**Task details**. Reproduce every one of the following records line for line, changing nothing.

================

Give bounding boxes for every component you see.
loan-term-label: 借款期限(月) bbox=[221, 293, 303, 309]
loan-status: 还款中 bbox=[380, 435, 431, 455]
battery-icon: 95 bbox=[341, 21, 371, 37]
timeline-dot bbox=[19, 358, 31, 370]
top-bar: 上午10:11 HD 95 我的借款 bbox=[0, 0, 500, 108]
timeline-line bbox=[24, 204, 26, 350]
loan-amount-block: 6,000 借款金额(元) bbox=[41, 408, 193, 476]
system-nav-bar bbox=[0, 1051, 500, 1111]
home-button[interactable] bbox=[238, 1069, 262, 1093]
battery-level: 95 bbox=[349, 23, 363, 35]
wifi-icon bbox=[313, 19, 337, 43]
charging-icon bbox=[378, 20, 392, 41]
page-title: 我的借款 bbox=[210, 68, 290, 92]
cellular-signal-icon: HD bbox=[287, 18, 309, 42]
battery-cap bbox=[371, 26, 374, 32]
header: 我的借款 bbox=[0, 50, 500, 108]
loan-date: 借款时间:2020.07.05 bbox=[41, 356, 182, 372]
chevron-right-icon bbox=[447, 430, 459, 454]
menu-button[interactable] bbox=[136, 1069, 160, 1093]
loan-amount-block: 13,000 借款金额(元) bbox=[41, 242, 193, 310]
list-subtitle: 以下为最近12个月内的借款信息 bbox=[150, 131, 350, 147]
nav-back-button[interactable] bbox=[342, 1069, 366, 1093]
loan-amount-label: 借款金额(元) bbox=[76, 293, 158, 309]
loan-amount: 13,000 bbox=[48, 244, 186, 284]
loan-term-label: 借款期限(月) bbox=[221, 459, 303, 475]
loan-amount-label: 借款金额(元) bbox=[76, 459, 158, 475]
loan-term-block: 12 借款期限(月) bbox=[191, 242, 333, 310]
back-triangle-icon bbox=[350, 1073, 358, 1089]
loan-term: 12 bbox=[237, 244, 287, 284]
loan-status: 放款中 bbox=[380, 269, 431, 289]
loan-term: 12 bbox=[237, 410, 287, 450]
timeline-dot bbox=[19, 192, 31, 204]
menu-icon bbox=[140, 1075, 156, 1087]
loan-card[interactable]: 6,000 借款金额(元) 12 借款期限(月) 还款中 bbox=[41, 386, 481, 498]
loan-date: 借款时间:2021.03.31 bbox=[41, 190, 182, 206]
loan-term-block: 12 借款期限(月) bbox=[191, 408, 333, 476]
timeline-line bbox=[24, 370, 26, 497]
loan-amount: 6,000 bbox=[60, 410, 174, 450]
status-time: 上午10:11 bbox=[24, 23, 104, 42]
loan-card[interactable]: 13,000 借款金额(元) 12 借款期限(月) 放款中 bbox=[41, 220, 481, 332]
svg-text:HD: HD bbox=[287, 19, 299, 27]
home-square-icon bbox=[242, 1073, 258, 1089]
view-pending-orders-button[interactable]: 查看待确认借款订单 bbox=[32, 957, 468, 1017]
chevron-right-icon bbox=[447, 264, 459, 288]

================

**Problem solution**.
Give bounding boxes for every component you see.
loan-term-label: 借款期限(月) bbox=[221, 293, 303, 309]
loan-status: 还款中 bbox=[380, 435, 431, 455]
battery-icon: 95 bbox=[341, 21, 371, 37]
timeline-dot bbox=[19, 358, 31, 370]
top-bar: 上午10:11 HD 95 我的借款 bbox=[0, 0, 500, 108]
timeline-line bbox=[24, 204, 26, 350]
loan-amount-block: 6,000 借款金额(元) bbox=[41, 408, 193, 476]
system-nav-bar bbox=[0, 1051, 500, 1111]
home-button[interactable] bbox=[238, 1069, 262, 1093]
battery-level: 95 bbox=[349, 23, 363, 35]
wifi-icon bbox=[313, 19, 337, 43]
charging-icon bbox=[378, 20, 392, 41]
page-title: 我的借款 bbox=[210, 68, 290, 92]
cellular-signal-icon: HD bbox=[287, 18, 309, 42]
battery-cap bbox=[371, 26, 374, 32]
header: 我的借款 bbox=[0, 50, 500, 108]
loan-date: 借款时间:2020.07.05 bbox=[41, 356, 182, 372]
chevron-right-icon bbox=[447, 430, 459, 454]
menu-button[interactable] bbox=[136, 1069, 160, 1093]
loan-amount-block: 13,000 借款金额(元) bbox=[41, 242, 193, 310]
list-subtitle: 以下为最近12个月内的借款信息 bbox=[150, 131, 350, 147]
nav-back-button[interactable] bbox=[342, 1069, 366, 1093]
loan-amount-label: 借款金额(元) bbox=[76, 293, 158, 309]
loan-amount: 13,000 bbox=[48, 244, 186, 284]
loan-term-label: 借款期限(月) bbox=[221, 459, 303, 475]
loan-amount-label: 借款金额(元) bbox=[76, 459, 158, 475]
loan-term-block: 12 借款期限(月) bbox=[191, 242, 333, 310]
back-triangle-icon bbox=[350, 1073, 358, 1089]
loan-term: 12 bbox=[237, 244, 287, 284]
loan-status: 放款中 bbox=[380, 269, 431, 289]
loan-term: 12 bbox=[237, 410, 287, 450]
timeline-dot bbox=[19, 192, 31, 204]
menu-icon bbox=[140, 1075, 156, 1087]
loan-card[interactable]: 6,000 借款金额(元) 12 借款期限(月) 还款中 bbox=[41, 386, 481, 498]
loan-date: 借款时间:2021.03.31 bbox=[41, 190, 182, 206]
loan-term-block: 12 借款期限(月) bbox=[191, 408, 333, 476]
timeline-line bbox=[24, 370, 26, 497]
loan-amount: 6,000 bbox=[60, 410, 174, 450]
status-time: 上午10:11 bbox=[24, 23, 104, 42]
loan-card[interactable]: 13,000 借款金额(元) 12 借款期限(月) 放款中 bbox=[41, 220, 481, 332]
svg-text:HD: HD bbox=[287, 19, 299, 27]
home-square-icon bbox=[242, 1073, 258, 1089]
view-pending-orders-button[interactable]: 查看待确认借款订单 bbox=[32, 957, 468, 1017]
chevron-right-icon bbox=[447, 264, 459, 288]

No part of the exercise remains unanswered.